* [Task prompt]: Copy out each line of the material below that holds the string "UEFA".

* [Records to use]:

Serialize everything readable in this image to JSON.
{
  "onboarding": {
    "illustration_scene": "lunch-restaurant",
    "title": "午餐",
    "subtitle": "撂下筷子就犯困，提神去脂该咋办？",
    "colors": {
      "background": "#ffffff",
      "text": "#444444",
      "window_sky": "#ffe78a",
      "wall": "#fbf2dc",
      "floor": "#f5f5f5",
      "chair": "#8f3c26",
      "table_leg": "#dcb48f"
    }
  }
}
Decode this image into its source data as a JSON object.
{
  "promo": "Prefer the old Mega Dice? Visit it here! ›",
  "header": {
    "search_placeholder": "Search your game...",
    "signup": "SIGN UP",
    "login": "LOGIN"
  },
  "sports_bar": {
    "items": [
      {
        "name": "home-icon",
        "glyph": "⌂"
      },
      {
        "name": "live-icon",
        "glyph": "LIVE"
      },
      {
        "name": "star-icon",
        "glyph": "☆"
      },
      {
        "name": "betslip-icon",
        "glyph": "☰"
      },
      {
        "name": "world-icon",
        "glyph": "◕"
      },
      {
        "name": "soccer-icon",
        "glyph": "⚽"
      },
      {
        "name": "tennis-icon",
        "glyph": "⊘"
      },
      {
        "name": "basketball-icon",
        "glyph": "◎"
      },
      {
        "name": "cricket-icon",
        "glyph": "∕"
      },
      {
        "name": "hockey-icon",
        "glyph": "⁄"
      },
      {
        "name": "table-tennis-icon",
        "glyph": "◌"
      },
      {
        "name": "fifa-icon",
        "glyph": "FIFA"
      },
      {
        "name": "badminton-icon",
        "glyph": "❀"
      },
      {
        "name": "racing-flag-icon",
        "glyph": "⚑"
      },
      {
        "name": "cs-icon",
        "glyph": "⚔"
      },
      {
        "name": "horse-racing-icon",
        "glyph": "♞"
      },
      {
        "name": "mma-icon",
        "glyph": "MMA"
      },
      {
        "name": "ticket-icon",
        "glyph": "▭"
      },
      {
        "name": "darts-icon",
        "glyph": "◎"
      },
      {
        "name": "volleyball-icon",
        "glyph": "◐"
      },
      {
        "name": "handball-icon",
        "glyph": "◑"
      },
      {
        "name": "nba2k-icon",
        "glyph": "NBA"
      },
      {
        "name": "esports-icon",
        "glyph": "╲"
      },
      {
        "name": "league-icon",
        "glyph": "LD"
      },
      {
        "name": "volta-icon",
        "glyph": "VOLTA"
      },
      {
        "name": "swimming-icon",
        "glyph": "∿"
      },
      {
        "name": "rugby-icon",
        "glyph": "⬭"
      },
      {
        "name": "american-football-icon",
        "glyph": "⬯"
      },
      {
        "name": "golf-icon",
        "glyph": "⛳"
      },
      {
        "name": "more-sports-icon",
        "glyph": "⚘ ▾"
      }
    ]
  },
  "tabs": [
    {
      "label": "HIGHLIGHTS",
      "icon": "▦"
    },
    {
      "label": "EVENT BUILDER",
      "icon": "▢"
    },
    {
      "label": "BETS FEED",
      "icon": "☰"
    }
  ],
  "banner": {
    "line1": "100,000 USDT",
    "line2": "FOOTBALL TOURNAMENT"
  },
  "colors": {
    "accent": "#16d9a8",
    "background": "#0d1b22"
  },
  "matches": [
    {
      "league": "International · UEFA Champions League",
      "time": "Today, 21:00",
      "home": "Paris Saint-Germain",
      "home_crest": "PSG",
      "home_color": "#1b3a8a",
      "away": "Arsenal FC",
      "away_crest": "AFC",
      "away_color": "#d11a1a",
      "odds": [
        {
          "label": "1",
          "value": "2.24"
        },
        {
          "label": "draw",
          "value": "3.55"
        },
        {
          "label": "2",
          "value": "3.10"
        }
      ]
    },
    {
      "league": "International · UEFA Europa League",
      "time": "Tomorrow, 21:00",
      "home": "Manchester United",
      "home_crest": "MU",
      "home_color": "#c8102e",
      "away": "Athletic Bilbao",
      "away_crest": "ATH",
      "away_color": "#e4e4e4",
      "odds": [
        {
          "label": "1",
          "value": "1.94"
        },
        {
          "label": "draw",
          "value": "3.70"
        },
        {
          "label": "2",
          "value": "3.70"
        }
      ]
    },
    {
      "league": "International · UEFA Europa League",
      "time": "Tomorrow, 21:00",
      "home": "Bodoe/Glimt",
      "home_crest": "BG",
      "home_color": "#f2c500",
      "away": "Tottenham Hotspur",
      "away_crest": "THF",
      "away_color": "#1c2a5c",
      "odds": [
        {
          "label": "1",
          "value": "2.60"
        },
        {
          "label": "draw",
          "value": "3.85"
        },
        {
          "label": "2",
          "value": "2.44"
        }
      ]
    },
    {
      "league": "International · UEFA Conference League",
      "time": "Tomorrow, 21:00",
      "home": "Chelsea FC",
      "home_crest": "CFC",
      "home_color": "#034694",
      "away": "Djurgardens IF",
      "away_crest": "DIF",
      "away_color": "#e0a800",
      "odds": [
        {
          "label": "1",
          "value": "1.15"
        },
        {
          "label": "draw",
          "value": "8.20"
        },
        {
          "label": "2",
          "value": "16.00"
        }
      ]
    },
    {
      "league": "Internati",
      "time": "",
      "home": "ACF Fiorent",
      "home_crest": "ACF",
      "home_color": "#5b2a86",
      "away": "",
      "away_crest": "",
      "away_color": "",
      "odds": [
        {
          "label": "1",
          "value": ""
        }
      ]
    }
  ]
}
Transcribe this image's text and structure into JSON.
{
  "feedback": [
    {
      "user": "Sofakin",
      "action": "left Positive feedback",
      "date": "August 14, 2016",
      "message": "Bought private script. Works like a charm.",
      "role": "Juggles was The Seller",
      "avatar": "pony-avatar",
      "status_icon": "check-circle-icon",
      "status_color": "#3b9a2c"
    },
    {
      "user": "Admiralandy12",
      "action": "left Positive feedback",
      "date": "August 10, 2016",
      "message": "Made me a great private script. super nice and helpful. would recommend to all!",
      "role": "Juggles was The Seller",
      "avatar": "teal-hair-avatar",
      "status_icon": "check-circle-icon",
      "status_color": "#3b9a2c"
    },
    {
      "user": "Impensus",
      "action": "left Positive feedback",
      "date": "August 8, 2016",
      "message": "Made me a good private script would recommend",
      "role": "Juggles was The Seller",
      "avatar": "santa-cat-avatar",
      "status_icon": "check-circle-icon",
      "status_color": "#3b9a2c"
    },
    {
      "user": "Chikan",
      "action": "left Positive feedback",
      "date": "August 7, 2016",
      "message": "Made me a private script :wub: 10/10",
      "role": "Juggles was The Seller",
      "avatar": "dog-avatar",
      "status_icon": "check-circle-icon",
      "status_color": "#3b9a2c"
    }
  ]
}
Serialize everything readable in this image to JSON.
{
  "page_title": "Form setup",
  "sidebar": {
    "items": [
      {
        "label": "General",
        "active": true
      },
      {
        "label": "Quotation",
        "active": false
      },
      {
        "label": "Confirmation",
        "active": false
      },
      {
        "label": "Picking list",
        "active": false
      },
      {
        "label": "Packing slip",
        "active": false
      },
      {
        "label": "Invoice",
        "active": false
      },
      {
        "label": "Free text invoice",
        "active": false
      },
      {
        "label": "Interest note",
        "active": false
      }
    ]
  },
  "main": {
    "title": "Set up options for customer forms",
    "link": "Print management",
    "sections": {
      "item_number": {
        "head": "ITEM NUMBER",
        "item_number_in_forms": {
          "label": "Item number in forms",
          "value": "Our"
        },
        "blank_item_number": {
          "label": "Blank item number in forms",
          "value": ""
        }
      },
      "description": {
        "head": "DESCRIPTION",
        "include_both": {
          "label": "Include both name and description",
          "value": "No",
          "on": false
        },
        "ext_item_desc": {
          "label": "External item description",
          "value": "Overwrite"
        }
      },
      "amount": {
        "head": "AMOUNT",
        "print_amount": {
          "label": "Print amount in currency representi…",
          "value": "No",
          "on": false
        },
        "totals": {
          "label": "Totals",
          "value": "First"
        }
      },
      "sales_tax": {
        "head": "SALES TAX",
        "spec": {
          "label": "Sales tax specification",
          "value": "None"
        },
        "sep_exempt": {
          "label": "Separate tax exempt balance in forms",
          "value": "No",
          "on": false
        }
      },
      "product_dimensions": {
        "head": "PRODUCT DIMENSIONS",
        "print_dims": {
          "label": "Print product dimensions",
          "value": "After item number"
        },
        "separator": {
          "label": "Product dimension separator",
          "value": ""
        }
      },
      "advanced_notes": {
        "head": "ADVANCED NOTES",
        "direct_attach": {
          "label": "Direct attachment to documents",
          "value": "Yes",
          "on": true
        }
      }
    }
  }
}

* [Finished exercise]:
      "league": "International · UEFA Champions League",
      "league": "International · UEFA Europa League",
      "league": "International · UEFA Europa League",
      "league": "International · UEFA Conference League",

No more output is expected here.